_LISTING_.

━━━━━━━━━━━━━━━━

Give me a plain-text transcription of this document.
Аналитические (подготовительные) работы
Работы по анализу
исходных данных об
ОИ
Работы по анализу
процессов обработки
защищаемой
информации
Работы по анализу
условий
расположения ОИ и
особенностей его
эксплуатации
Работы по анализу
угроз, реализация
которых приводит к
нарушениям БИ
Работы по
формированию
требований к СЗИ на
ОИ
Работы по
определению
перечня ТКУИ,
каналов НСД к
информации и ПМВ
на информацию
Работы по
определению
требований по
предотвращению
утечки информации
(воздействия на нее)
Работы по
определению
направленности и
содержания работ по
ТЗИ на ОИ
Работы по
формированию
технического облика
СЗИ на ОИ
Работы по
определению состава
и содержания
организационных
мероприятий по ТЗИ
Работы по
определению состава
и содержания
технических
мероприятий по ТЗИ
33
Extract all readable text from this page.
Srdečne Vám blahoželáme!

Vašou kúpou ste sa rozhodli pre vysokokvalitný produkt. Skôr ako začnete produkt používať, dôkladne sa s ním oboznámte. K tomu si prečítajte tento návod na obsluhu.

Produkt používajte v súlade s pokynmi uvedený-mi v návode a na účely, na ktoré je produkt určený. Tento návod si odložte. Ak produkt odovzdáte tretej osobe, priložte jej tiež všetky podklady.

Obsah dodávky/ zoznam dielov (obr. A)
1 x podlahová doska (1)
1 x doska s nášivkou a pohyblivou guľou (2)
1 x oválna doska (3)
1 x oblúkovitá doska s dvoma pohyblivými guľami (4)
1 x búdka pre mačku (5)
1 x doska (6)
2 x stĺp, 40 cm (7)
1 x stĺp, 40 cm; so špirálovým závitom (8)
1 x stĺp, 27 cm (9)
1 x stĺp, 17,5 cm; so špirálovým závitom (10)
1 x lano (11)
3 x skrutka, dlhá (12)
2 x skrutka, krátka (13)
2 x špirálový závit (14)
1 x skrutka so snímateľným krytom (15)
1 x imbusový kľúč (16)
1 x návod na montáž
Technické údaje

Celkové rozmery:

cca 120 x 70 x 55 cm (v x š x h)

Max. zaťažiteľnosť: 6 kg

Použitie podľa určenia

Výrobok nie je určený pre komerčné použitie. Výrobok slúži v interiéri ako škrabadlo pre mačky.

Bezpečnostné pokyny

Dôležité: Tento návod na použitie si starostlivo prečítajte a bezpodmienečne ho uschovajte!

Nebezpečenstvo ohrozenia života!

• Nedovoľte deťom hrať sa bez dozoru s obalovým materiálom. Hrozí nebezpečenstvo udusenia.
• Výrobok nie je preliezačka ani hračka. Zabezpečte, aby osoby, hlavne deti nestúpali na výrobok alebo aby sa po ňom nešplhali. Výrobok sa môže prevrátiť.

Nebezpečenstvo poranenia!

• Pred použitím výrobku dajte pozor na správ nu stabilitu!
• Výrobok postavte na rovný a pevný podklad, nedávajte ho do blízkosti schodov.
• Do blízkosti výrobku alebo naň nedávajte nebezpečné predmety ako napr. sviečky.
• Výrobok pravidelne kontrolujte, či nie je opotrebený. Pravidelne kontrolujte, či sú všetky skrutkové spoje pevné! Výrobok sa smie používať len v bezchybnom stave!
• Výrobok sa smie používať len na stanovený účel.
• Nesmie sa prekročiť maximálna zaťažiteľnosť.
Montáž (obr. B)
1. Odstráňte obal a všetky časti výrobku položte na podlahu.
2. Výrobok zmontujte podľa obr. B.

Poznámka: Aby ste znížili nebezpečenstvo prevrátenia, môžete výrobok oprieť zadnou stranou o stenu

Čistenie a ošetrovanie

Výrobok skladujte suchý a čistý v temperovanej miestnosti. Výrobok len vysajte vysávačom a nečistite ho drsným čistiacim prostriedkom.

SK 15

━━━━━━━━━━━━━━━━

_BRIEF_.
Output all of the data above without any alteration.

_ANSWER TO THE EXERCISE_.
Give me a plain-text transcription of this document.
Аналитические (подготовительные) работы
Работы по анализу
исходных данных об
ОИ
Работы по анализу
процессов обработки
защищаемой
информации
Работы по анализу
условий
расположения ОИ и
особенностей его
эксплуатации
Работы по анализу
угроз, реализация
которых приводит к
нарушениям БИ
Работы по
формированию
требований к СЗИ на
ОИ
Работы по
определению
перечня ТКУИ,
каналов НСД к
информации и ПМВ
на информацию
Работы по
определению
требований по
предотвращению
утечки информации
(воздействия на нее)
Работы по
определению
направленности и
содержания работ по
ТЗИ на ОИ
Работы по
формированию
технического облика
СЗИ на ОИ
Работы по
определению состава
и содержания
организационных
мероприятий по ТЗИ
Работы по
определению состава
и содержания
технических
мероприятий по ТЗИ
33
Extract all readable text from this page.
Srdečne Vám blahoželáme!

Vašou kúpou ste sa rozhodli pre vysokokvalitný produkt. Skôr ako začnete produkt používať, dôkladne sa s ním oboznámte. K tomu si prečítajte tento návod na obsluhu.

Produkt používajte v súlade s pokynmi uvedený-mi v návode a na účely, na ktoré je produkt určený. Tento návod si odložte. Ak produkt odovzdáte tretej osobe, priložte jej tiež všetky podklady.

Obsah dodávky/ zoznam dielov (obr. A)
1 x podlahová doska (1)
1 x doska s nášivkou a pohyblivou guľou (2)
1 x oválna doska (3)
1 x oblúkovitá doska s dvoma pohyblivými guľami (4)
1 x búdka pre mačku (5)
1 x doska (6)
2 x stĺp, 40 cm (7)
1 x stĺp, 40 cm; so špirálovým závitom (8)
1 x stĺp, 27 cm (9)
1 x stĺp, 17,5 cm; so špirálovým závitom (10)
1 x lano (11)
3 x skrutka, dlhá (12)
2 x skrutka, krátka (13)
2 x špirálový závit (14)
1 x skrutka so snímateľným krytom (15)
1 x imbusový kľúč (16)
1 x návod na montáž
Technické údaje

Celkové rozmery:

cca 120 x 70 x 55 cm (v x š x h)

Max. zaťažiteľnosť: 6 kg

Použitie podľa určenia

Výrobok nie je určený pre komerčné použitie. Výrobok slúži v interiéri ako škrabadlo pre mačky.

Bezpečnostné pokyny

Dôležité: Tento návod na použitie si starostlivo prečítajte a bezpodmienečne ho uschovajte!

Nebezpečenstvo ohrozenia života!

• Nedovoľte deťom hrať sa bez dozoru s obalovým materiálom. Hrozí nebezpečenstvo udusenia.
• Výrobok nie je preliezačka ani hračka. Zabezpečte, aby osoby, hlavne deti nestúpali na výrobok alebo aby sa po ňom nešplhali. Výrobok sa môže prevrátiť.

Nebezpečenstvo poranenia!

• Pred použitím výrobku dajte pozor na správ nu stabilitu!
• Výrobok postavte na rovný a pevný podklad, nedávajte ho do blízkosti schodov.
• Do blízkosti výrobku alebo naň nedávajte nebezpečné predmety ako napr. sviečky.
• Výrobok pravidelne kontrolujte, či nie je opotrebený. Pravidelne kontrolujte, či sú všetky skrutkové spoje pevné! Výrobok sa smie používať len v bezchybnom stave!
• Výrobok sa smie používať len na stanovený účel.
• Nesmie sa prekročiť maximálna zaťažiteľnosť.
Montáž (obr. B)
1. Odstráňte obal a všetky časti výrobku položte na podlahu.
2. Výrobok zmontujte podľa obr. B.

Poznámka: Aby ste znížili nebezpečenstvo prevrátenia, môžete výrobok oprieť zadnou stranou o stenu

Čistenie a ošetrovanie

Výrobok skladujte suchý a čistý v temperovanej miestnosti. Výrobok len vysajte vysávačom a nečistite ho drsným čistiacim prostriedkom.

SK 15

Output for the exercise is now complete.